Stored entries:
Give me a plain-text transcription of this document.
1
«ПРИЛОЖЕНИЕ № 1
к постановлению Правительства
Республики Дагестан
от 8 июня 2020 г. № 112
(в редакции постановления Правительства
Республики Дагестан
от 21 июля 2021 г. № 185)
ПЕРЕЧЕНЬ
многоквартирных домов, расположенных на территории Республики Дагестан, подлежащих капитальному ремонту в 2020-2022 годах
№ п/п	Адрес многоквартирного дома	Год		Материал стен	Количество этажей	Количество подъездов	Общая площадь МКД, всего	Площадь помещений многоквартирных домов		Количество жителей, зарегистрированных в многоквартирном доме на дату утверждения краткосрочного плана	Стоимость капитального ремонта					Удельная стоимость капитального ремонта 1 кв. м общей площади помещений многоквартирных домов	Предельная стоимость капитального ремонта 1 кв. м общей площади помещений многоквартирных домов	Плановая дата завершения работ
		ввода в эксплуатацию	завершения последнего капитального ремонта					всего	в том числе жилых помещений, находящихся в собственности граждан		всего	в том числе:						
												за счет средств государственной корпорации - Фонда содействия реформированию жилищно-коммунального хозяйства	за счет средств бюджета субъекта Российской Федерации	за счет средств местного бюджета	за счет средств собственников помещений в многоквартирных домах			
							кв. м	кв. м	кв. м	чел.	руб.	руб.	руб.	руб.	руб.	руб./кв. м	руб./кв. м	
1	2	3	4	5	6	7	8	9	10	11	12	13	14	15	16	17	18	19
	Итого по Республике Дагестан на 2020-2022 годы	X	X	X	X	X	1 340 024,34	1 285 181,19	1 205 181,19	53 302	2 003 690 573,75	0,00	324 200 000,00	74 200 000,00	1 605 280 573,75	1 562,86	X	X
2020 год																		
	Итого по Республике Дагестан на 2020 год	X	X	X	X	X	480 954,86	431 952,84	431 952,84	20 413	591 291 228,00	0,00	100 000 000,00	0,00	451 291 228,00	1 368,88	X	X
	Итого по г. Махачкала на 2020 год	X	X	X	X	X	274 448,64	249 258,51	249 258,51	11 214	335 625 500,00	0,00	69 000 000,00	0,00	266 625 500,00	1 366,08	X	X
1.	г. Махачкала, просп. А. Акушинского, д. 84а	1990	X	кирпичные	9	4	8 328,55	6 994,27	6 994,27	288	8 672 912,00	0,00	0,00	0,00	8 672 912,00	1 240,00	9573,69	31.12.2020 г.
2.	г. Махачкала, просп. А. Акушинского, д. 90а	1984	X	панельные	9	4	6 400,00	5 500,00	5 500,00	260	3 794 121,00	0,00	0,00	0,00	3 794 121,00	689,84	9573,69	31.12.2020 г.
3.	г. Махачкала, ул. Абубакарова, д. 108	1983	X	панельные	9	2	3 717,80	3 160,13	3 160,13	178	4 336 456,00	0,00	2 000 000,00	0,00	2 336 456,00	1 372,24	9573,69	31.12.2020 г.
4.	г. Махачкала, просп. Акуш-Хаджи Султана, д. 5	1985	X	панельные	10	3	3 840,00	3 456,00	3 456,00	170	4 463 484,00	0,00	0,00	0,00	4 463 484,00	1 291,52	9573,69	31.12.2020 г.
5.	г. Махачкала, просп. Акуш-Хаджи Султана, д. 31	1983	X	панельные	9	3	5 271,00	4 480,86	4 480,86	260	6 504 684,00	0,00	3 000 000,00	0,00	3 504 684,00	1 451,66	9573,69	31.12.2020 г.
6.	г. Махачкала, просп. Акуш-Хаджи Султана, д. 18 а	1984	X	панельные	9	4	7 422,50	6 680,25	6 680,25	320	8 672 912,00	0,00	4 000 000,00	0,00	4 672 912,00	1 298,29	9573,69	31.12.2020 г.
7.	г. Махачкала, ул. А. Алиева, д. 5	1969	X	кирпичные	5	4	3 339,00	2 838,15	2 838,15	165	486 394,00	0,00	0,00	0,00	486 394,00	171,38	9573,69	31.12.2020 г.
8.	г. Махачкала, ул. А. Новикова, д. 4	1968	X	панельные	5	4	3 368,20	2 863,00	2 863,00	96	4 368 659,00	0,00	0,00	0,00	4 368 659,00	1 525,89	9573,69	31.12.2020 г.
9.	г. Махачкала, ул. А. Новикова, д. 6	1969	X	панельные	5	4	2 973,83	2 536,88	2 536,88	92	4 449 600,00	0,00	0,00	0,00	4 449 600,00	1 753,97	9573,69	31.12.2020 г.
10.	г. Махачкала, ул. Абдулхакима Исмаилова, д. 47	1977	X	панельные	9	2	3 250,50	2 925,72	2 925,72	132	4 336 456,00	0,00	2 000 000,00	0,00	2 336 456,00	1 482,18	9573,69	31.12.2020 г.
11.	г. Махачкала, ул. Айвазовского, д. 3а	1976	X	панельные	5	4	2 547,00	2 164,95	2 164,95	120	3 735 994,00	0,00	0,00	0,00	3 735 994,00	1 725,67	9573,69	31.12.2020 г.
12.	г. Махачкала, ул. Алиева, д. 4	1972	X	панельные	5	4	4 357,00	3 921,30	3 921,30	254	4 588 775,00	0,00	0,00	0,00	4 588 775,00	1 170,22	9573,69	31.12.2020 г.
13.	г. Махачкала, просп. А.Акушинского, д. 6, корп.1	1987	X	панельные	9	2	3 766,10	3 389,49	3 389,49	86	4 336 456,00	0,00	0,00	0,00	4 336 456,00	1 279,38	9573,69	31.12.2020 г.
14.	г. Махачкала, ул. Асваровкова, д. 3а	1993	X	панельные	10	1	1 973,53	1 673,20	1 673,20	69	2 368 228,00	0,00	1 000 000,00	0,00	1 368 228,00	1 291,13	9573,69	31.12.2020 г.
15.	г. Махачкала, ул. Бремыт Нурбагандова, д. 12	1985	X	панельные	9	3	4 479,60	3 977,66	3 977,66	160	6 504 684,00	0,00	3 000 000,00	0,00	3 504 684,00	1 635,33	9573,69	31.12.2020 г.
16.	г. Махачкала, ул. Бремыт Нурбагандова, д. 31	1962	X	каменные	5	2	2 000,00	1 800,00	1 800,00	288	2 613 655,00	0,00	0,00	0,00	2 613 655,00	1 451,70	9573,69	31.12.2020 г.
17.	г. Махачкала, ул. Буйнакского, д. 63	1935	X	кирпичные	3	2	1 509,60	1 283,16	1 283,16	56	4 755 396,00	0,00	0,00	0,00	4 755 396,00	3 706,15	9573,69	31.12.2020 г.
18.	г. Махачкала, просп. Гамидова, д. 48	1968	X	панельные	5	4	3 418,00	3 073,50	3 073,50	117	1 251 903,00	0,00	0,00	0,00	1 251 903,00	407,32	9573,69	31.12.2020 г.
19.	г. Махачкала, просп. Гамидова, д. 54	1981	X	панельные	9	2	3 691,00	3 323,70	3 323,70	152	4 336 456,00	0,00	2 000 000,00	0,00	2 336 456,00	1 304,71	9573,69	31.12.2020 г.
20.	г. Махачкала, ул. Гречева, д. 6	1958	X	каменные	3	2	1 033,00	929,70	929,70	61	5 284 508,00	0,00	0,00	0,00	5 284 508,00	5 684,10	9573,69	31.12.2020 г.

**Aim:** Report how many lines of the data contain the word "Алиева", using the number alone.

**Result for this exercise:** 2